**Records to use:**

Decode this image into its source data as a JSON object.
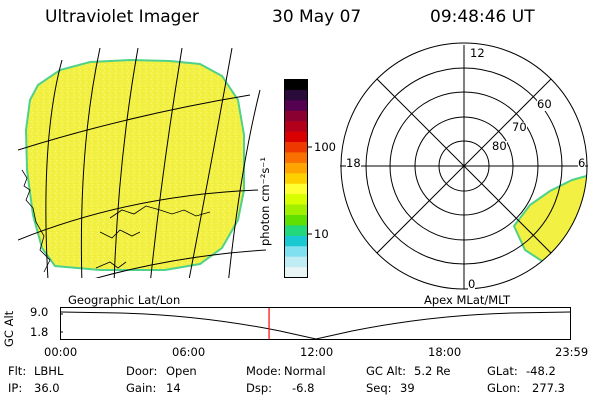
{
  "header": {
    "instrument": "Ultraviolet Imager",
    "date": "30 May 07",
    "time": "09:48:46 UT"
  },
  "colorbar": {
    "unit_label": "photon cm⁻²s⁻¹",
    "ticks": [
      "100",
      "10"
    ],
    "colors": [
      "#000000",
      "#2a0a3a",
      "#550050",
      "#8a0030",
      "#b3001a",
      "#d80000",
      "#ee3a00",
      "#f97000",
      "#ffa400",
      "#ffd000",
      "#ffff33",
      "#d8ff00",
      "#a0f000",
      "#60e000",
      "#22d87a",
      "#19c8d0",
      "#80e0f0",
      "#c0ecf4",
      "#e8f4f6"
    ]
  },
  "map_left": {
    "label": "Geographic Lat/Lon",
    "fill_color": "#f2f043",
    "edge_color": "#4fd18a"
  },
  "map_right": {
    "label": "Apex MLat/MLT",
    "hour_labels": {
      "top": "12",
      "left": "18",
      "right": "6",
      "bottom": "0"
    },
    "lat_labels": [
      "60",
      "70",
      "80"
    ],
    "fill_color": "#f2f043",
    "edge_color": "#4fd18a"
  },
  "altitude_plot": {
    "ylabel": "GC Alt",
    "y_ticks": [
      "9.0",
      "1.8"
    ],
    "x_ticks": [
      "00:00",
      "06:00",
      "12:00",
      "18:00",
      "23:59"
    ],
    "marker_time_hours": 9.81,
    "marker_color": "#ff0000"
  },
  "info": {
    "row1": [
      {
        "label": "Flt:",
        "value": "LBHL"
      },
      {
        "label": "Door:",
        "value": "Open"
      },
      {
        "label": "Mode:",
        "value": "Normal"
      },
      {
        "label": "GC Alt:",
        "value": "5.2 Re"
      },
      {
        "label": "GLat:",
        "value": "-48.2"
      }
    ],
    "row2": [
      {
        "label": "IP:",
        "value": "36.0"
      },
      {
        "label": "Gain:",
        "value": "14"
      },
      {
        "label": "Dsp:",
        "value": "-6.8"
      },
      {
        "label": "Seq:",
        "value": "39"
      },
      {
        "label": "GLon:",
        "value": "277.3"
      }
    ]
  }
}
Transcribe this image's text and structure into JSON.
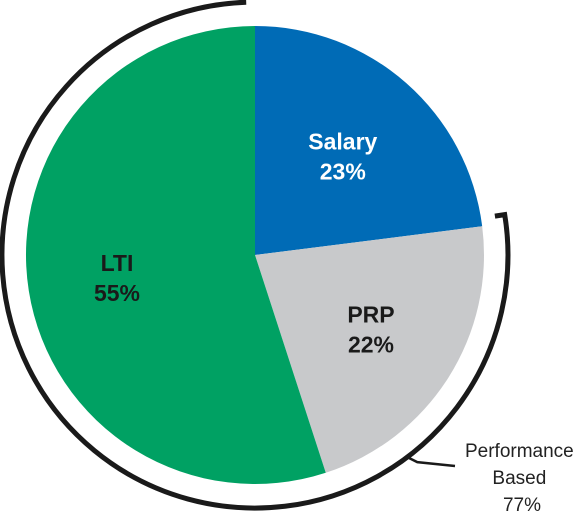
{
  "chart_data": {
    "type": "pie",
    "title": "",
    "slices": [
      {
        "label": "Salary",
        "value": 23,
        "value_text": "23%",
        "color": "#006bb6",
        "text_color": "#ffffff"
      },
      {
        "label": "PRP",
        "value": 22,
        "value_text": "22%",
        "color": "#c8c9cb",
        "text_color": "#1a1a1a"
      },
      {
        "label": "LTI",
        "value": 55,
        "value_text": "55%",
        "color": "#00a163",
        "text_color": "#1a1a1a"
      }
    ],
    "start_angle_deg": 0,
    "direction": "clockwise",
    "grid": false,
    "legend": "none",
    "group_annotation": {
      "covers": [
        "PRP",
        "LTI"
      ],
      "label_lines": [
        "Performance",
        "Based",
        "77%"
      ],
      "color": "#1a1a1a"
    }
  }
}
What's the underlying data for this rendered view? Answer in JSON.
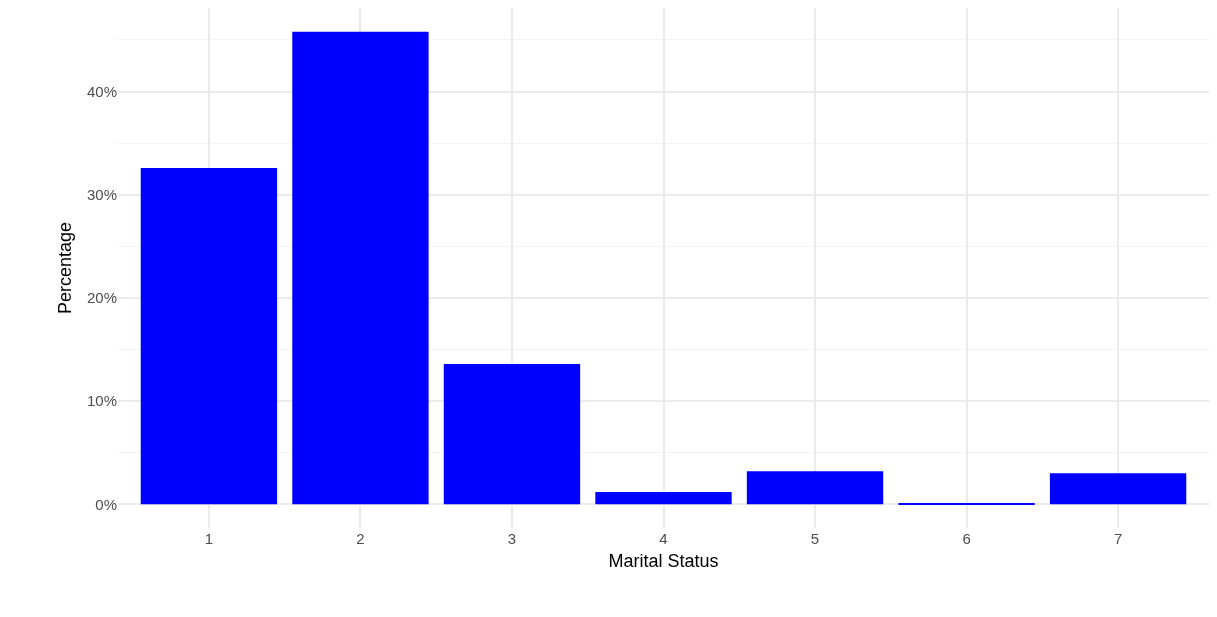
{
  "chart_data": {
    "type": "bar",
    "xlabel": "Marital Status",
    "ylabel": "Percentage",
    "categories": [
      "1",
      "2",
      "3",
      "4",
      "5",
      "6",
      "7"
    ],
    "values": [
      32.6,
      45.8,
      13.6,
      1.2,
      3.2,
      0.1,
      3.0
    ],
    "color": "#0000ff",
    "ylim": [
      -2.3,
      48.1
    ],
    "yticks": [
      {
        "value": 0,
        "label": "0%"
      },
      {
        "value": 10,
        "label": "10%"
      },
      {
        "value": 20,
        "label": "20%"
      },
      {
        "value": 30,
        "label": "30%"
      },
      {
        "value": 40,
        "label": "40%"
      }
    ],
    "grid": true
  }
}
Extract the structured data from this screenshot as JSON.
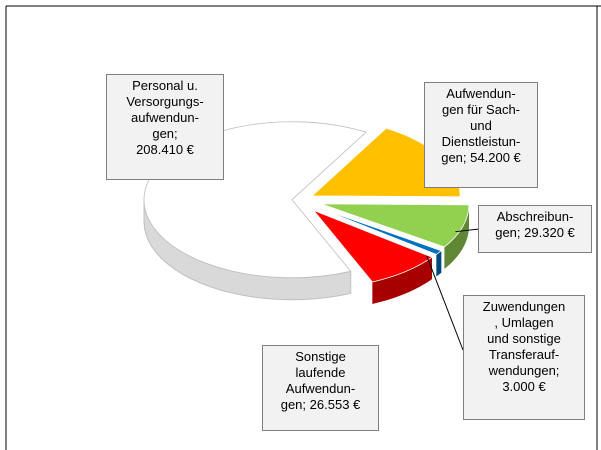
{
  "chart_data": {
    "type": "pie",
    "categories": [
      "Personal u.\nVersorgungs-\naufwendun-\ngen;",
      "Aufwendun-\ngen für Sach-\nund\nDienstleistun-\ngen;",
      "Abschreibun-\ngen;",
      "Zuwendungen\n, Umlagen\nund sonstige\nTransferauf-\nwendungen;",
      "Sonstige\nlaufende\nAufwendun-\ngen;"
    ],
    "values": [
      208410,
      54200,
      29320,
      3000,
      26553
    ],
    "value_labels": [
      "208.410 €",
      "54.200 €",
      "29.320 €",
      "3.000 €",
      "26.553 €"
    ],
    "colors": [
      "#ffffff",
      "#ffc000",
      "#92d050",
      "#0070c0",
      "#ff0000"
    ]
  }
}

**Exercise goal:** Give only the number of lines in the entries that contain "nund".

**The completed task:** 2